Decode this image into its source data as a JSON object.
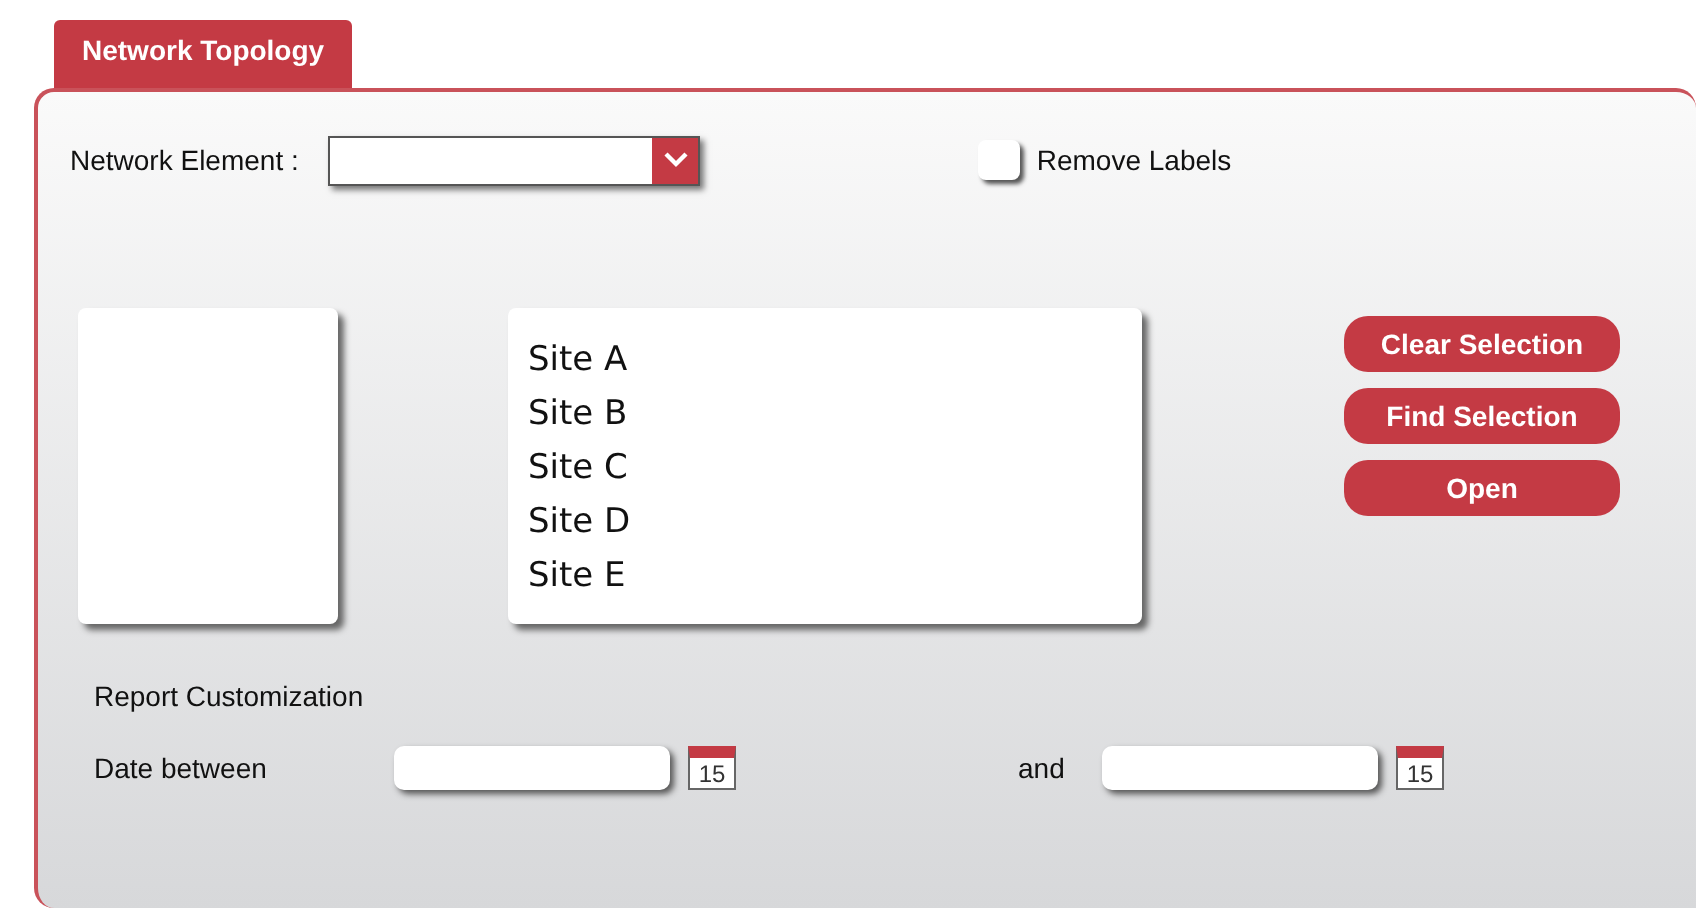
{
  "tabs": [
    {
      "label": "Network Topology",
      "selected": true
    }
  ],
  "network_element": {
    "label": "Network Element :"
  },
  "remove_labels": {
    "label": "Remove Labels",
    "checked": false
  },
  "site_list": [
    "Site A",
    "Site B",
    "Site C",
    "Site D",
    "Site E"
  ],
  "buttons": [
    "Clear Selection",
    "Find Selection",
    "Open"
  ],
  "report": {
    "title": "Report Customization",
    "date_label": "Date between",
    "and_label": "and",
    "calendar_days": [
      "15",
      "15"
    ]
  }
}
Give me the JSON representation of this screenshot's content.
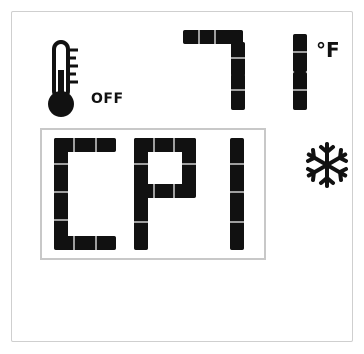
{
  "display": {
    "power_status": "OFF",
    "temperature": "71",
    "temperature_unit": "°F",
    "mode_code": "CP1"
  },
  "icons": {
    "thermometer": "thermometer-icon",
    "snowflake": "snowflake-icon"
  },
  "colors": {
    "segment": "#111111",
    "frame": "#c8c8c8",
    "background": "#ffffff"
  }
}
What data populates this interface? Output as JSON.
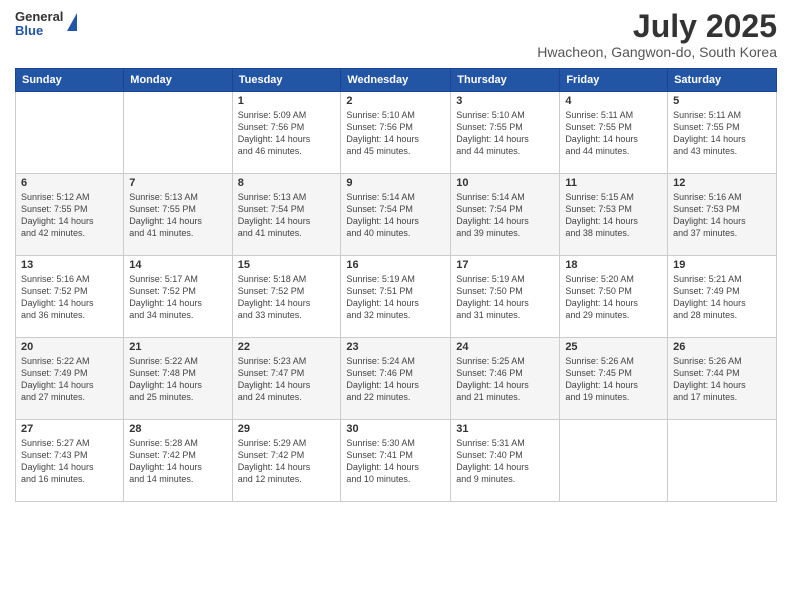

::::::::::

Lines from the one that contains "Give me the" through the last line of the data above are to be extracted exactly, with no pictures and no other lines.

FINAL RESULT:
Give me the JSON representation of this screenshot's content.
{
  "display": {
    "power_status": "OFF",
    "temperature": "71",
    "temperature_unit": "°F",
    "mode_code": "CP1"
  },
  "icons": {
    "thermometer": "thermometer-icon",
    "snowflake": "snowflake-icon"
  },
  "colors": {
    "segment": "#111111",
    "frame": "#c8c8c8",
    "background": "#ffffff"
  }
}
What data populates this interface? Output as JSON.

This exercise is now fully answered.